▶ Instruction 1
Answer these questions about the aquarium forum thread:
(a) How long has the tank been set up, according to the first reply?
(b) What substrate does brandon429 have in his 13-year-old planted tank?
(c) What does brandon429 call root tabs?
▶ Instruction 2
In the records, starting at the first line and ending at the line containing "body-text: put what", switch every "score-line" to "score-row" and leave everything else unchanged. Give only those lines.
## begin Passage shown
# Pulling my hair out! Need dosing and lighting advice please!



## FatherLandDescendant (Jul 24, 2014)

First quit playing with the pH. Water softener pillows only work until you change the water then it's right back up it goes. The pH will adjust naturally on its own when everything gets right, and 4 months is barely enough time on a new tank for things to be leveling out. 

Others more experienced than I will have to suggest a course of action with the ferts to achieve the once a month water change your trying to achieve. But I will say again get rid of that water softening pillow it's part of the problem not the solution


----------



## brandon429 (Mar 29, 2003)

my brainstorms only doing bullet points since at work but your pics helped

your probs are on leaves you didnt grow, thats different than on ones you did

no co2
high light low substrate organic level = starve w algae eventually
constrast that to active substrates like capped potting soil or amazonia and powersand, anything that has marked free organics or access to nutrients

your flourite is great substrate good in iron and not much else until it gets aged, its what I have in a 13 year old planted tank and its better than amazonia because it doesnt break down

but I infused it with goodies before it was planted, so my new plants had something to grab from the soil no prob, I too am no co2 high light, I use metal halide for reefs in fact on my planted tank its more light than yours but my nutrient availabilities are different

I too have some holes in leaves like your pics but it doesnt bother much

your tank actually doenst look bad at all! but, some challenges are coming

lower light a little imo and rich up that substrate with something more long term, root tabs are phosphate flashers that can often cause algae in the substrate because of its large pore and circulation within the tank

the best thing you could ever, ever do is get pressurized co2 and thank yourself for years and change not much else on your tank to be


----------



## Django (Jun 13, 2012)
## end Passage shown
## begin Provided records
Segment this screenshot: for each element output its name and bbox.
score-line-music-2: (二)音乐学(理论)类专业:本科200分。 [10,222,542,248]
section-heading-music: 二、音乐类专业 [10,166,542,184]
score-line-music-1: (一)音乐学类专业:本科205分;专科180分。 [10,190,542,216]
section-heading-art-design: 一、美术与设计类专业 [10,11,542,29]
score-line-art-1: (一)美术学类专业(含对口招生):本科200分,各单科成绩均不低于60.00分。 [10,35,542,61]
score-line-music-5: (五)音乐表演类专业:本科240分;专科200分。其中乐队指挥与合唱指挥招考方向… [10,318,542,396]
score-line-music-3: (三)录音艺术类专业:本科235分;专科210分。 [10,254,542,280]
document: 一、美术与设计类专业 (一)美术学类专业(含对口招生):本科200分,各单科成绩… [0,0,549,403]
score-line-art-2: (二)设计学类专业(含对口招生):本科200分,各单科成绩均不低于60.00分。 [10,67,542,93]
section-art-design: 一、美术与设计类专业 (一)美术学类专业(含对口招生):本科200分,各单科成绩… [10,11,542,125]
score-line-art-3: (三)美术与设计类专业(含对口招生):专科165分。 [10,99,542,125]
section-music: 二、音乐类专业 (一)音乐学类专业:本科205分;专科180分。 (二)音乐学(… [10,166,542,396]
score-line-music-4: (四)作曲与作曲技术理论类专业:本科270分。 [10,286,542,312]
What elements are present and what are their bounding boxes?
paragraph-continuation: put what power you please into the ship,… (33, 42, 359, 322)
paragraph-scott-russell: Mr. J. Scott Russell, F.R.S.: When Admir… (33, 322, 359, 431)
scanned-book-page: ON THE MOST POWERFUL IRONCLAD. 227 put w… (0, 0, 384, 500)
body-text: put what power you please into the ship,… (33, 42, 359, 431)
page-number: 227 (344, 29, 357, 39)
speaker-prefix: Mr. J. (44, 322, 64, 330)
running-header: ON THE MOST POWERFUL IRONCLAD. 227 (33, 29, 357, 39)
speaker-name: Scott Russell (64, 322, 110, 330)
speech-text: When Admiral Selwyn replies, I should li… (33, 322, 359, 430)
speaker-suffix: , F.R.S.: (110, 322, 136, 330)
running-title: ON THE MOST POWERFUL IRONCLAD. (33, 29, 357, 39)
## end Provided records
▶ Full output 1
(a) 4 months
(b) Flourite
(c) Phosphate flashers

▶ Full output 2
Segment this screenshot: for each element output its name and bbox.
score-row-music-2: (二)音乐学(理论)类专业:本科200分。 [10,222,542,248]
section-heading-music: 二、音乐类专业 [10,166,542,184]
score-row-music-1: (一)音乐学类专业:本科205分;专科180分。 [10,190,542,216]
section-heading-art-design: 一、美术与设计类专业 [10,11,542,29]
score-row-art-1: (一)美术学类专业(含对口招生):本科200分,各单科成绩均不低于60.00分。 [10,35,542,61]
score-row-music-5: (五)音乐表演类专业:本科240分;专科200分。其中乐队指挥与合唱指挥招考方向… [10,318,542,396]
score-row-music-3: (三)录音艺术类专业:本科235分;专科210分。 [10,254,542,280]
document: 一、美术与设计类专业 (一)美术学类专业(含对口招生):本科200分,各单科成绩… [0,0,549,403]
score-row-art-2: (二)设计学类专业(含对口招生):本科200分,各单科成绩均不低于60.00分。 [10,67,542,93]
section-art-design: 一、美术与设计类专业 (一)美术学类专业(含对口招生):本科200分,各单科成绩… [10,11,542,125]
score-row-art-3: (三)美术与设计类专业(含对口招生):专科165分。 [10,99,542,125]
section-music: 二、音乐类专业 (一)音乐学类专业:本科205分;专科180分。 (二)音乐学(… [10,166,542,396]
score-row-music-4: (四)作曲与作曲技术理论类专业:本科270分。 [10,286,542,312]
What elements are present and what are their bounding boxes?
paragraph-continuation: put what power you please into the ship,… (33, 42, 359, 322)
paragraph-scott-russell: Mr. J. Scott Russell, F.R.S.: When Admir… (33, 322, 359, 431)
scanned-book-page: ON THE MOST POWERFUL IRONCLAD. 227 put w… (0, 0, 384, 500)
body-text: put what power you please into the ship,… (33, 42, 359, 431)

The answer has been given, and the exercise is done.